## Data rows

>> begin

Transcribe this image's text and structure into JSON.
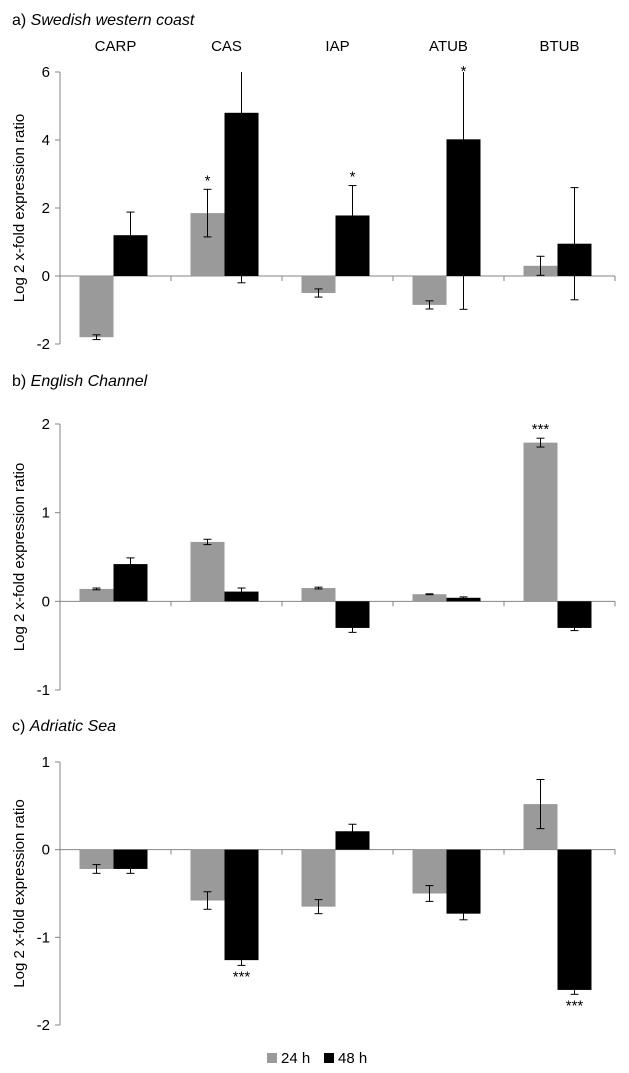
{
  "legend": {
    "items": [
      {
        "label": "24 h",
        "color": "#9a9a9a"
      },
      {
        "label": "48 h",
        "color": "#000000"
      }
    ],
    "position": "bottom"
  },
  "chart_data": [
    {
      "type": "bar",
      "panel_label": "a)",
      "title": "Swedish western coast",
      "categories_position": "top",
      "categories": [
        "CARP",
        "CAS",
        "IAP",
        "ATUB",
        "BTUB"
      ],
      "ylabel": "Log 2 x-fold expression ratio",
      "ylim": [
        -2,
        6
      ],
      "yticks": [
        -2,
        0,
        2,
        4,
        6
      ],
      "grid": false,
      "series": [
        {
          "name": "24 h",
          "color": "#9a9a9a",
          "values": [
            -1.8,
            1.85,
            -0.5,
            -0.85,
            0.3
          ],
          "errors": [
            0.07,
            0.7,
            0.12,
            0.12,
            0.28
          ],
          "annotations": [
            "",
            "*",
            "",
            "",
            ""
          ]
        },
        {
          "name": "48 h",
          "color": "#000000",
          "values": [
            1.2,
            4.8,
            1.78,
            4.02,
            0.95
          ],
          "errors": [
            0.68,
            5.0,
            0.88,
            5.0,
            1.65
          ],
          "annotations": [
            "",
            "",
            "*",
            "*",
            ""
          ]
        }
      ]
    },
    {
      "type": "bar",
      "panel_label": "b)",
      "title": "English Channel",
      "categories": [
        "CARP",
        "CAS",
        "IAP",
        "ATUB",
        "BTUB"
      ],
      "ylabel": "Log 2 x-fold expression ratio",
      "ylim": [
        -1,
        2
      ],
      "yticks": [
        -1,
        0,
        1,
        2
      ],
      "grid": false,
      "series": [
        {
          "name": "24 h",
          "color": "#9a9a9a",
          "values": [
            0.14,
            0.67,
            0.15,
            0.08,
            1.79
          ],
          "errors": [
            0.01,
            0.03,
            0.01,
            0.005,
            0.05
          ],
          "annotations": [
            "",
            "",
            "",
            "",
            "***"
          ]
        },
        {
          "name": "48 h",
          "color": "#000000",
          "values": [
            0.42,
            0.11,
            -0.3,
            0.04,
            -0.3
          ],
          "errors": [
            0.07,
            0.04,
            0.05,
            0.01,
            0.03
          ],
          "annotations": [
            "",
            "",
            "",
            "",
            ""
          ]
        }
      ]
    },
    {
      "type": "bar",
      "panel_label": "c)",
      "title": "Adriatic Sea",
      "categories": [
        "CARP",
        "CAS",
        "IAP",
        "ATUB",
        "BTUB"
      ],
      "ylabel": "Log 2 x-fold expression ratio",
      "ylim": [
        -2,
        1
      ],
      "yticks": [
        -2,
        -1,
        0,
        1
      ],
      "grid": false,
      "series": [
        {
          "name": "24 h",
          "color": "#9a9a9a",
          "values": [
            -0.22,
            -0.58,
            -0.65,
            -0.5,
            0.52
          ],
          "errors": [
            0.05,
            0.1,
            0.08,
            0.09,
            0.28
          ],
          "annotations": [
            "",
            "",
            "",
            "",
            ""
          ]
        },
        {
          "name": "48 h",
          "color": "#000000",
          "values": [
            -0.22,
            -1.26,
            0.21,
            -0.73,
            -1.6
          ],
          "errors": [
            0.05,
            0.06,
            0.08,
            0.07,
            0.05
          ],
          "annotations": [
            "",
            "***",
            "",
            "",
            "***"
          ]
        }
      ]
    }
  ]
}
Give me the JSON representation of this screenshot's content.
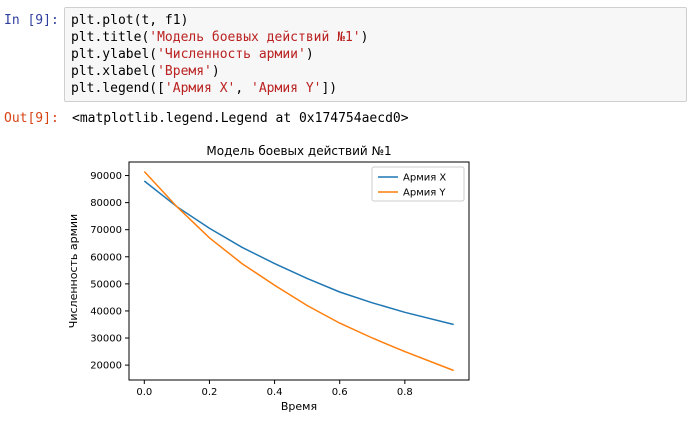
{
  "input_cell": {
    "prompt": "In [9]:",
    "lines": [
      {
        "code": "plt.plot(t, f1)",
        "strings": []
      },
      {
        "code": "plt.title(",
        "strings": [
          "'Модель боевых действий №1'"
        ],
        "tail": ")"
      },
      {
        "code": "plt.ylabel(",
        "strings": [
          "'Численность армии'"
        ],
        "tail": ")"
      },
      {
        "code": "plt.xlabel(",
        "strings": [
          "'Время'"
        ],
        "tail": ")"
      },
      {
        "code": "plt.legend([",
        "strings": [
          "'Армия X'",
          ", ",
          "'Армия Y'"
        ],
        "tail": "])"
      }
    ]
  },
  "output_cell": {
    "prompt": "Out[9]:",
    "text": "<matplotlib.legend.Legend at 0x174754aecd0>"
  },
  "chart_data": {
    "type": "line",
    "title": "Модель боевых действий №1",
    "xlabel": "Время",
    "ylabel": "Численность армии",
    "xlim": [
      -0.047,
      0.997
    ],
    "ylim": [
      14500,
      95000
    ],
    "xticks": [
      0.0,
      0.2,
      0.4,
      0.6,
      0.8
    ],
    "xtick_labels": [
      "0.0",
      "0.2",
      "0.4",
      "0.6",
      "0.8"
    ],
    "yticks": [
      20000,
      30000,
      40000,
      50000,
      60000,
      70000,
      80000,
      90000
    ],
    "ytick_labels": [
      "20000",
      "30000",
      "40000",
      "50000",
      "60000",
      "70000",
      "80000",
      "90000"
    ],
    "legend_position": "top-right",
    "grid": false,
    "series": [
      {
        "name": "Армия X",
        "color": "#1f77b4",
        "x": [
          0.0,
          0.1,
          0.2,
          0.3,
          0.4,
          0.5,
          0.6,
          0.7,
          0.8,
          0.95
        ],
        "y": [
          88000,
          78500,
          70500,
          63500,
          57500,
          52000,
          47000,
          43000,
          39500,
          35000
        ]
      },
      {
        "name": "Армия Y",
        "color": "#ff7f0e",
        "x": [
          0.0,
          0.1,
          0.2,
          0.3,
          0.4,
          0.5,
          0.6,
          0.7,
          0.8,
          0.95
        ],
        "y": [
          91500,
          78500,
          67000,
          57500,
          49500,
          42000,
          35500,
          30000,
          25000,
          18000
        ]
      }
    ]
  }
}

>> end
>> begin

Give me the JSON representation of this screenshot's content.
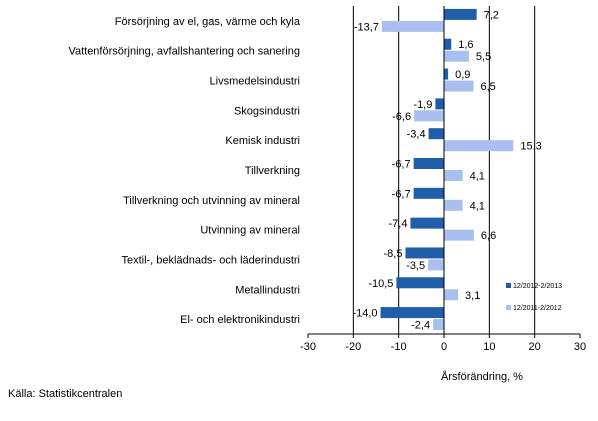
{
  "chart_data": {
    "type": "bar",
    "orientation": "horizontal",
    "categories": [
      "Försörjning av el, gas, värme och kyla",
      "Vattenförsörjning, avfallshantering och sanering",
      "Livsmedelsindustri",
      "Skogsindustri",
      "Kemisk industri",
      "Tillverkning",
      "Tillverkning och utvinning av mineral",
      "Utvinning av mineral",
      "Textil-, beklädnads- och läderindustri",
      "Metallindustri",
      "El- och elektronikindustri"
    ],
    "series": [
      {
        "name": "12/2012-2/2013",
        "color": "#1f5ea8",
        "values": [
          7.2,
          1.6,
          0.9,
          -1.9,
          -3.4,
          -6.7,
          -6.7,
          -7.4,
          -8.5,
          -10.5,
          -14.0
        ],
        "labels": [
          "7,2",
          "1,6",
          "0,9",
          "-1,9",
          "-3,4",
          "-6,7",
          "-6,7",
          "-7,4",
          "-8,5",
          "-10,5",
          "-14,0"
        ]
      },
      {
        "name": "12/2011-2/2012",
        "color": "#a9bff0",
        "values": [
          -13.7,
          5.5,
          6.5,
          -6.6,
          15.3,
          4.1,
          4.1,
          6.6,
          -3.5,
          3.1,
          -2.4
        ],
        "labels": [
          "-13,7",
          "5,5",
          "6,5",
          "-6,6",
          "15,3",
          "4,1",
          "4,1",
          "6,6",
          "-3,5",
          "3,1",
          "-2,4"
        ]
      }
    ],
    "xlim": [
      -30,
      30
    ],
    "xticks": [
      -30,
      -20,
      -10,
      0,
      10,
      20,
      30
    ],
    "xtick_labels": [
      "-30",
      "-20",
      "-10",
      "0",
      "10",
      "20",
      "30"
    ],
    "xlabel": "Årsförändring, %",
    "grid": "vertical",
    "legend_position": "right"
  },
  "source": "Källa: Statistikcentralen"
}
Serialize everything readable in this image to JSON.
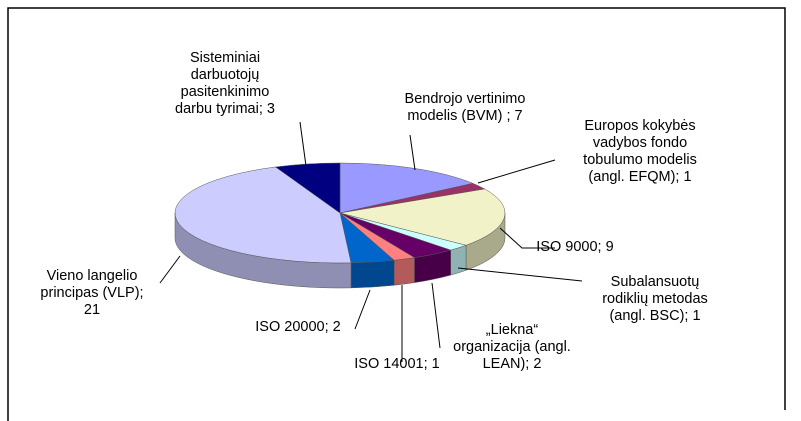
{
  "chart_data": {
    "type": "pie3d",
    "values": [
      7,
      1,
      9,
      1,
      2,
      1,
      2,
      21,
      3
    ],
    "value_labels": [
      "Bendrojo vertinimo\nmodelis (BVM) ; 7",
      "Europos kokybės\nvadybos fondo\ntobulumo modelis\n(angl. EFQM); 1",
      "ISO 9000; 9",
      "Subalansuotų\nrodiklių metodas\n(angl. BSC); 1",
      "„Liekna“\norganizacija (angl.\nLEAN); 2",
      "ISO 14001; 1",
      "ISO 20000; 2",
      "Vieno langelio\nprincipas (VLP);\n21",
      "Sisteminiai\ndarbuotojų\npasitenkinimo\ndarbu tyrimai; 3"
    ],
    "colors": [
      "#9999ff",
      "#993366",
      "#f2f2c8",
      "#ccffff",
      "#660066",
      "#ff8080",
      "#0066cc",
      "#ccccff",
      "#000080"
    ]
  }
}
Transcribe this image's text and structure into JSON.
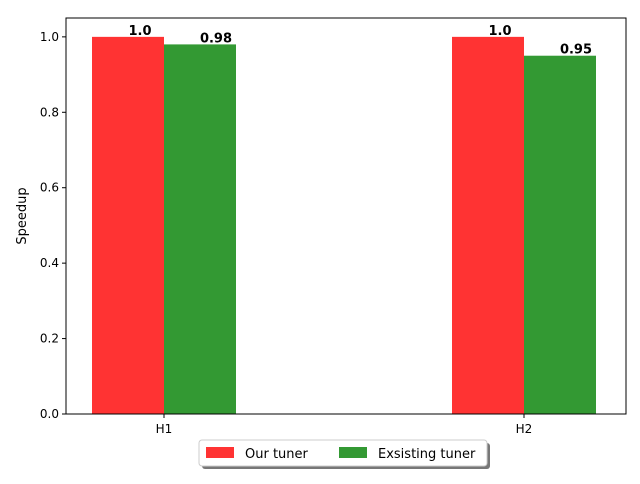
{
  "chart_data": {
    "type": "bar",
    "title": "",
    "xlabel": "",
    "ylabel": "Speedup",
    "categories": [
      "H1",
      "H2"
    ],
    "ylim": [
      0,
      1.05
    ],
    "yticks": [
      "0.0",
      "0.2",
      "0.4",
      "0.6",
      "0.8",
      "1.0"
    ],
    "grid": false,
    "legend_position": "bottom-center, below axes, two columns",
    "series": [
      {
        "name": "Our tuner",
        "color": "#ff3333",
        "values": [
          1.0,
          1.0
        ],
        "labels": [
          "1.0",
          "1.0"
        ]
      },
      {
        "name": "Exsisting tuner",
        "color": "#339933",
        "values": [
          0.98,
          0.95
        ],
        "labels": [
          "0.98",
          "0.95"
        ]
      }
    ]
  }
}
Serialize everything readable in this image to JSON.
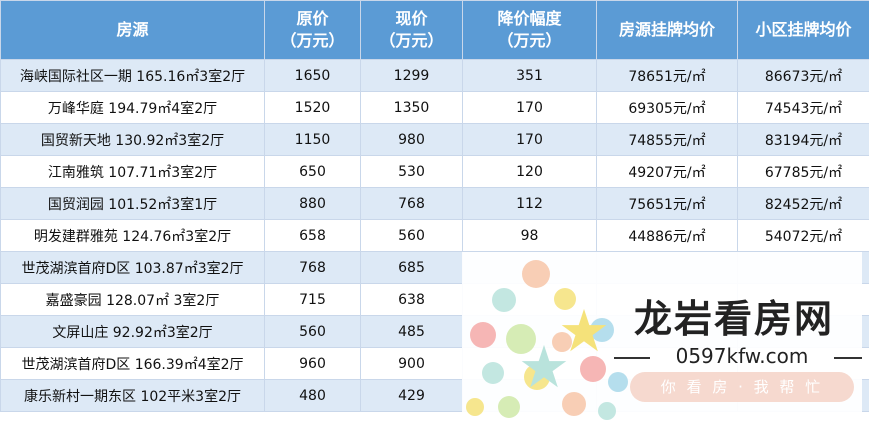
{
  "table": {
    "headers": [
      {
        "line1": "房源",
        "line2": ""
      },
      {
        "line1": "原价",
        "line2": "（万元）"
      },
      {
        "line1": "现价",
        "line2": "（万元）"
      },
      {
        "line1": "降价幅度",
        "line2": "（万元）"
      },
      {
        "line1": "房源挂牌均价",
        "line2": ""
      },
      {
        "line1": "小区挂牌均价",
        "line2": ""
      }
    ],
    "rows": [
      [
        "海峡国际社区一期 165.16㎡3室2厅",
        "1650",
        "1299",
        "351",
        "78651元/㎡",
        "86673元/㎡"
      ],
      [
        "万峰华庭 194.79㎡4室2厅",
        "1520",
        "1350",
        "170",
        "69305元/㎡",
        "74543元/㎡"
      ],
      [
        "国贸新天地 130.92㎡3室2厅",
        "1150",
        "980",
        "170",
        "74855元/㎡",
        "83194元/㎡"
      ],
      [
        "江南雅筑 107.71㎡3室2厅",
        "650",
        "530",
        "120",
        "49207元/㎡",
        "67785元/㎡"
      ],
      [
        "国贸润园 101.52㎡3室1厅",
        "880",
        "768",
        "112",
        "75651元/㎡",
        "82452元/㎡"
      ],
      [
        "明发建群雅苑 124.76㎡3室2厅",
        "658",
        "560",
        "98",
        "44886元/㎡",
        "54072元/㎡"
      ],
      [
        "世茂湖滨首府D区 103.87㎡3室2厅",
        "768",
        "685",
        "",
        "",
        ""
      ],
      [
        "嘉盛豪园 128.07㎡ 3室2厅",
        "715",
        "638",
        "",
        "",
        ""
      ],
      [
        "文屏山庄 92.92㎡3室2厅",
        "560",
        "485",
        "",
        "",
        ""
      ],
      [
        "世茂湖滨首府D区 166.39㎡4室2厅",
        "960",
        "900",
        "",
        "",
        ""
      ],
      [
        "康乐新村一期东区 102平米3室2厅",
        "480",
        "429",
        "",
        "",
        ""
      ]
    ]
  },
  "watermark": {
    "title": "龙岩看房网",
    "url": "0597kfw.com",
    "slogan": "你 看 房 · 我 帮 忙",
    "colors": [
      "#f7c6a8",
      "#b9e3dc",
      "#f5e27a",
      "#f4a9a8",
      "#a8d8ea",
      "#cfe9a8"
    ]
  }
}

>> end

## What needs to be done
Copy each line that contains the word "right".

## Response for this exercise
    "legend_position": "top-right",
    "legend_position": "right"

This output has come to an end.